◆ RECORDS TO PROCESS
-*-*-

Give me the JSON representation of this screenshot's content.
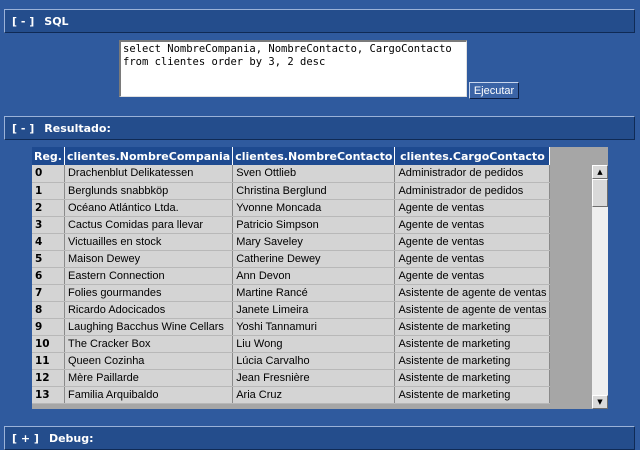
{
  "sql_section": {
    "toggle": "[ - ]",
    "title": "SQL",
    "query": "select NombreCompania, NombreContacto, CargoContacto\nfrom clientes order by 3, 2 desc",
    "execute_label": "Ejecutar"
  },
  "result_section": {
    "toggle": "[ - ]",
    "title": "Resultado:",
    "columns": [
      "Reg.",
      "clientes.NombreCompania",
      "clientes.NombreContacto",
      "clientes.CargoContacto"
    ],
    "rows": [
      [
        "0",
        "Drachenblut Delikatessen",
        "Sven Ottlieb",
        "Administrador de pedidos"
      ],
      [
        "1",
        "Berglunds snabbköp",
        "Christina Berglund",
        "Administrador de pedidos"
      ],
      [
        "2",
        "Océano Atlántico Ltda.",
        "Yvonne Moncada",
        "Agente de ventas"
      ],
      [
        "3",
        "Cactus Comidas para llevar",
        "Patricio Simpson",
        "Agente de ventas"
      ],
      [
        "4",
        "Victuailles en stock",
        "Mary Saveley",
        "Agente de ventas"
      ],
      [
        "5",
        "Maison Dewey",
        "Catherine Dewey",
        "Agente de ventas"
      ],
      [
        "6",
        "Eastern Connection",
        "Ann Devon",
        "Agente de ventas"
      ],
      [
        "7",
        "Folies gourmandes",
        "Martine Rancé",
        "Asistente de agente de ventas"
      ],
      [
        "8",
        "Ricardo Adocicados",
        "Janete Limeira",
        "Asistente de agente de ventas"
      ],
      [
        "9",
        "Laughing Bacchus Wine Cellars",
        "Yoshi Tannamuri",
        "Asistente de marketing"
      ],
      [
        "10",
        "The Cracker Box",
        "Liu Wong",
        "Asistente de marketing"
      ],
      [
        "11",
        "Queen Cozinha",
        "Lúcia Carvalho",
        "Asistente de marketing"
      ],
      [
        "12",
        "Mère Paillarde",
        "Jean Fresnière",
        "Asistente de marketing"
      ],
      [
        "13",
        "Familia Arquibaldo",
        "Aria Cruz",
        "Asistente de marketing"
      ]
    ]
  },
  "debug_section": {
    "toggle": "[ + ]",
    "title": "Debug:"
  },
  "scrollbar": {
    "up_icon": "▲",
    "down_icon": "▼"
  },
  "colors": {
    "background": "#2f5a9e",
    "header_bar": "#244d8c",
    "grid_header": "#1e4a90",
    "grid_cell": "#d4d4d4"
  }
}
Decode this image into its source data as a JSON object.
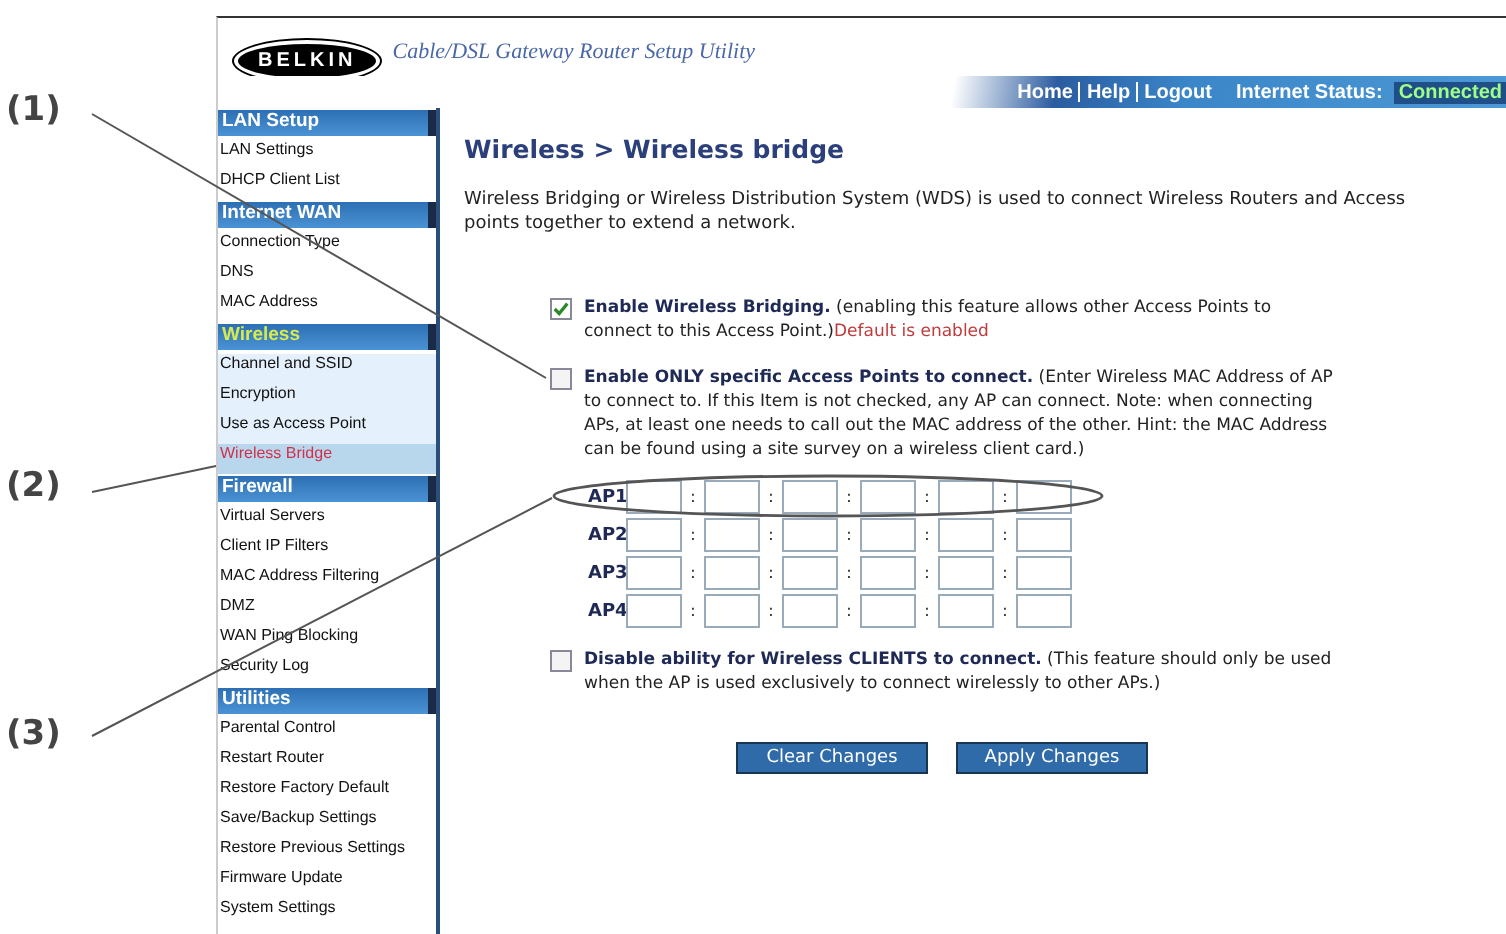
{
  "header": {
    "logo": "BELKIN",
    "title": "Cable/DSL Gateway Router Setup Utility",
    "links": [
      "Home",
      "Help",
      "Logout"
    ],
    "status_label": "Internet Status:",
    "status_value": "Connected"
  },
  "sidebar": {
    "sections": [
      {
        "title": "LAN Setup",
        "active": false,
        "items": [
          {
            "label": "LAN Settings",
            "selected": false
          },
          {
            "label": "DHCP Client List",
            "selected": false
          }
        ]
      },
      {
        "title": "Internet WAN",
        "active": false,
        "items": [
          {
            "label": "Connection Type",
            "selected": false
          },
          {
            "label": "DNS",
            "selected": false
          },
          {
            "label": "MAC Address",
            "selected": false
          }
        ]
      },
      {
        "title": "Wireless",
        "active": true,
        "items": [
          {
            "label": "Channel and SSID",
            "selected": false
          },
          {
            "label": "Encryption",
            "selected": false
          },
          {
            "label": "Use as Access Point",
            "selected": false
          },
          {
            "label": "Wireless Bridge",
            "selected": true
          }
        ]
      },
      {
        "title": "Firewall",
        "active": false,
        "items": [
          {
            "label": "Virtual Servers",
            "selected": false
          },
          {
            "label": "Client IP Filters",
            "selected": false
          },
          {
            "label": "MAC Address Filtering",
            "selected": false
          },
          {
            "label": "DMZ",
            "selected": false
          },
          {
            "label": "WAN Ping Blocking",
            "selected": false
          },
          {
            "label": "Security Log",
            "selected": false
          }
        ]
      },
      {
        "title": "Utilities",
        "active": false,
        "items": [
          {
            "label": "Parental Control",
            "selected": false
          },
          {
            "label": "Restart Router",
            "selected": false
          },
          {
            "label": "Restore Factory Default",
            "selected": false
          },
          {
            "label": "Save/Backup Settings",
            "selected": false
          },
          {
            "label": "Restore Previous Settings",
            "selected": false
          },
          {
            "label": "Firmware Update",
            "selected": false
          },
          {
            "label": "System Settings",
            "selected": false
          }
        ]
      }
    ]
  },
  "content": {
    "title": "Wireless > Wireless bridge",
    "intro": "Wireless Bridging or Wireless Distribution System (WDS) is used to connect Wireless Routers and Access points together to extend a network.",
    "options": [
      {
        "text": "**Enable Wireless Bridging.** (enabling this feature allows other Access Points to connect to this Access Point.)",
        "default_note": "Default is enabled",
        "checked": true
      },
      {
        "text": "**Enable ONLY specific Access Points to connect.** (Enter Wireless MAC Address of AP to connect to. If this Item is not checked, any AP can connect. Note: when connecting APs, at least one needs to call out the MAC address of the other. Hint: the MAC Address can be found using a site survey on a wireless client card.)",
        "checked": false
      }
    ],
    "mac_rows": [
      {
        "label": "AP1",
        "separators": [
          ":",
          ":",
          ":",
          ":",
          ":"
        ]
      },
      {
        "label": "AP2",
        "separators": [
          ":",
          ":",
          ":",
          ":",
          ":"
        ]
      },
      {
        "label": "AP3",
        "separators": [
          ":",
          ":",
          ":",
          ":",
          ":"
        ]
      },
      {
        "label": "AP4",
        "separators": [
          ":",
          ":",
          ":",
          ":",
          ":"
        ]
      }
    ],
    "client_option": {
      "text": "**Disable ability for Wireless CLIENTS to connect.** (This feature should only be used when the AP is used exclusively to connect wirelessly to other APs.)",
      "checked": false
    },
    "buttons": [
      "Clear Changes",
      "Apply Changes"
    ]
  },
  "callouts": [
    {
      "label": "(1)"
    },
    {
      "label": "(2)"
    },
    {
      "label": "(3)"
    }
  ]
}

-*-*-

◆ EXERCISE BRIEF
Pull every line containing the word "JSON" out of the entries above.

◆ FULL SOLUTION
Give me the JSON representation of this screenshot's content.
Decode this image into its source data as a JSON object.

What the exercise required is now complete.